*What this task involves*. Restate each of the lines given below, word for word.

*Records supplied*.
────────────────────────────────────────
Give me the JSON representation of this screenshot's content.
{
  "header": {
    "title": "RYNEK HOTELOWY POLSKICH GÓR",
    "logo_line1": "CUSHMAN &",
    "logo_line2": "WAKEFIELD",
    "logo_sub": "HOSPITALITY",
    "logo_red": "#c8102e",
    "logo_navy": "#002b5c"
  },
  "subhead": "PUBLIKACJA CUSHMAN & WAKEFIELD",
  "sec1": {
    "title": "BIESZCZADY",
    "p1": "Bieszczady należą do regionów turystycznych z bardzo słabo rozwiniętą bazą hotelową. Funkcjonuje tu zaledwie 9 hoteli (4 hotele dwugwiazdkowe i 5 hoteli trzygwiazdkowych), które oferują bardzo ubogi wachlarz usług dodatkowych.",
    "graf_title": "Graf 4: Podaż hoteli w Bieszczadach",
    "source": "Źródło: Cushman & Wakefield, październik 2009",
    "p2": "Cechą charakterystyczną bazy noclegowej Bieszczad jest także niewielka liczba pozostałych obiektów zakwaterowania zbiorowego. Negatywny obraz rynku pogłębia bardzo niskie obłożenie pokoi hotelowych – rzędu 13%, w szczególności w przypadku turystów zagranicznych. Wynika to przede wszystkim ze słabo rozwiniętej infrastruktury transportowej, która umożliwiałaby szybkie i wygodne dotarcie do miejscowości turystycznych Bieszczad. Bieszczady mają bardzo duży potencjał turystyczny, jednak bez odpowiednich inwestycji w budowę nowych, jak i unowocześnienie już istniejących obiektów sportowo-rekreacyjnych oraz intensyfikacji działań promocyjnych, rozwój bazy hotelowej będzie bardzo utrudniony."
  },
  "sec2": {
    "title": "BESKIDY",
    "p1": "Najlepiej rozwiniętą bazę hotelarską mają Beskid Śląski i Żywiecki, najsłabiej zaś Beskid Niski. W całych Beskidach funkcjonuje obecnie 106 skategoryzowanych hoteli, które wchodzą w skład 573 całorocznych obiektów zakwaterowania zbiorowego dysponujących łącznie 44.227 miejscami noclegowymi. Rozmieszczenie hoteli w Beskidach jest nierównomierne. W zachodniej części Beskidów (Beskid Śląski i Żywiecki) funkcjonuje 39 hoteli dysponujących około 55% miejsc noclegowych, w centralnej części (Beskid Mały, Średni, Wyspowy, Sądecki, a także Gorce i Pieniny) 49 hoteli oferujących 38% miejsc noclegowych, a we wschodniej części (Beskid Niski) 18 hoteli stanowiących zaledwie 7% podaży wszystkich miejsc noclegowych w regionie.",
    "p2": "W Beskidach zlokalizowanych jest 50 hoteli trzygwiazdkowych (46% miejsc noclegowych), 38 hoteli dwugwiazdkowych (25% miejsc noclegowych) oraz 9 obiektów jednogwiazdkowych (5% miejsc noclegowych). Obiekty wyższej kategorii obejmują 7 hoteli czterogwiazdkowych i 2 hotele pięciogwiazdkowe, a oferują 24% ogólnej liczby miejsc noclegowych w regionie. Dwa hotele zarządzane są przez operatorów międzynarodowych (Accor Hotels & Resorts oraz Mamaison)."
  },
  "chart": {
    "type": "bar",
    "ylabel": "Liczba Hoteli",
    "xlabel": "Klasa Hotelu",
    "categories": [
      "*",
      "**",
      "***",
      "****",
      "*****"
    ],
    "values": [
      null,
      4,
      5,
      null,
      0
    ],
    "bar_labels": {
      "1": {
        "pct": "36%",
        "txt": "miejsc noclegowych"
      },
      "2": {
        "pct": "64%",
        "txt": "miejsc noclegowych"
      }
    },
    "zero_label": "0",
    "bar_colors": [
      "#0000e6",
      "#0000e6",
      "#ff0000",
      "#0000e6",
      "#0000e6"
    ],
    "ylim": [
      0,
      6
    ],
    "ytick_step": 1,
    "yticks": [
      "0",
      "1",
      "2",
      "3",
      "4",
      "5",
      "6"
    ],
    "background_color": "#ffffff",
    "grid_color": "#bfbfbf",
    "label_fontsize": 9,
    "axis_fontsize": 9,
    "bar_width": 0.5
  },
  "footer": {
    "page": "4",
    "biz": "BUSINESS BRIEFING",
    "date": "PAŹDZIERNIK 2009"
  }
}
────────────────────────────────────────
*Output of the task*.
Give me the JSON representation of this screenshot's content.
{
  "header": {
    "title": "RYNEK HOTELOWY POLSKICH GÓR",
    "logo_line1": "CUSHMAN &",
    "logo_line2": "WAKEFIELD",
    "logo_sub": "HOSPITALITY",
    "logo_red": "#c8102e",
    "logo_navy": "#002b5c"
  },
  "subhead": "PUBLIKACJA CUSHMAN & WAKEFIELD",
  "sec1": {
    "title": "BIESZCZADY",
    "p1": "Bieszczady należą do regionów turystycznych z bardzo słabo rozwiniętą bazą hotelową. Funkcjonuje tu zaledwie 9 hoteli (4 hotele dwugwiazdkowe i 5 hoteli trzygwiazdkowych), które oferują bardzo ubogi wachlarz usług dodatkowych.",
    "graf_title": "Graf 4: Podaż hoteli w Bieszczadach",
    "source": "Źródło: Cushman & Wakefield, październik 2009",
    "p2": "Cechą charakterystyczną bazy noclegowej Bieszczad jest także niewielka liczba pozostałych obiektów zakwaterowania zbiorowego. Negatywny obraz rynku pogłębia bardzo niskie obłożenie pokoi hotelowych – rzędu 13%, w szczególności w przypadku turystów zagranicznych. Wynika to przede wszystkim ze słabo rozwiniętej infrastruktury transportowej, która umożliwiałaby szybkie i wygodne dotarcie do miejscowości turystycznych Bieszczad. Bieszczady mają bardzo duży potencjał turystyczny, jednak bez odpowiednich inwestycji w budowę nowych, jak i unowocześnienie już istniejących obiektów sportowo-rekreacyjnych oraz intensyfikacji działań promocyjnych, rozwój bazy hotelowej będzie bardzo utrudniony."
  },
  "sec2": {
    "title": "BESKIDY",
    "p1": "Najlepiej rozwiniętą bazę hotelarską mają Beskid Śląski i Żywiecki, najsłabiej zaś Beskid Niski. W całych Beskidach funkcjonuje obecnie 106 skategoryzowanych hoteli, które wchodzą w skład 573 całorocznych obiektów zakwaterowania zbiorowego dysponujących łącznie 44.227 miejscami noclegowymi. Rozmieszczenie hoteli w Beskidach jest nierównomierne. W zachodniej części Beskidów (Beskid Śląski i Żywiecki) funkcjonuje 39 hoteli dysponujących około 55% miejsc noclegowych, w centralnej części (Beskid Mały, Średni, Wyspowy, Sądecki, a także Gorce i Pieniny) 49 hoteli oferujących 38% miejsc noclegowych, a we wschodniej części (Beskid Niski) 18 hoteli stanowiących zaledwie 7% podaży wszystkich miejsc noclegowych w regionie.",
    "p2": "W Beskidach zlokalizowanych jest 50 hoteli trzygwiazdkowych (46% miejsc noclegowych), 38 hoteli dwugwiazdkowych (25% miejsc noclegowych) oraz 9 obiektów jednogwiazdkowych (5% miejsc noclegowych). Obiekty wyższej kategorii obejmują 7 hoteli czterogwiazdkowych i 2 hotele pięciogwiazdkowe, a oferują 24% ogólnej liczby miejsc noclegowych w regionie. Dwa hotele zarządzane są przez operatorów międzynarodowych (Accor Hotels & Resorts oraz Mamaison)."
  },
  "chart": {
    "type": "bar",
    "ylabel": "Liczba Hoteli",
    "xlabel": "Klasa Hotelu",
    "categories": [
      "*",
      "**",
      "***",
      "****",
      "*****"
    ],
    "values": [
      null,
      4,
      5,
      null,
      0
    ],
    "bar_labels": {
      "1": {
        "pct": "36%",
        "txt": "miejsc noclegowych"
      },
      "2": {
        "pct": "64%",
        "txt": "miejsc noclegowych"
      }
    },
    "zero_label": "0",
    "bar_colors": [
      "#0000e6",
      "#0000e6",
      "#ff0000",
      "#0000e6",
      "#0000e6"
    ],
    "ylim": [
      0,
      6
    ],
    "ytick_step": 1,
    "yticks": [
      "0",
      "1",
      "2",
      "3",
      "4",
      "5",
      "6"
    ],
    "background_color": "#ffffff",
    "grid_color": "#bfbfbf",
    "label_fontsize": 9,
    "axis_fontsize": 9,
    "bar_width": 0.5
  },
  "footer": {
    "page": "4",
    "biz": "BUSINESS BRIEFING",
    "date": "PAŹDZIERNIK 2009"
  }
}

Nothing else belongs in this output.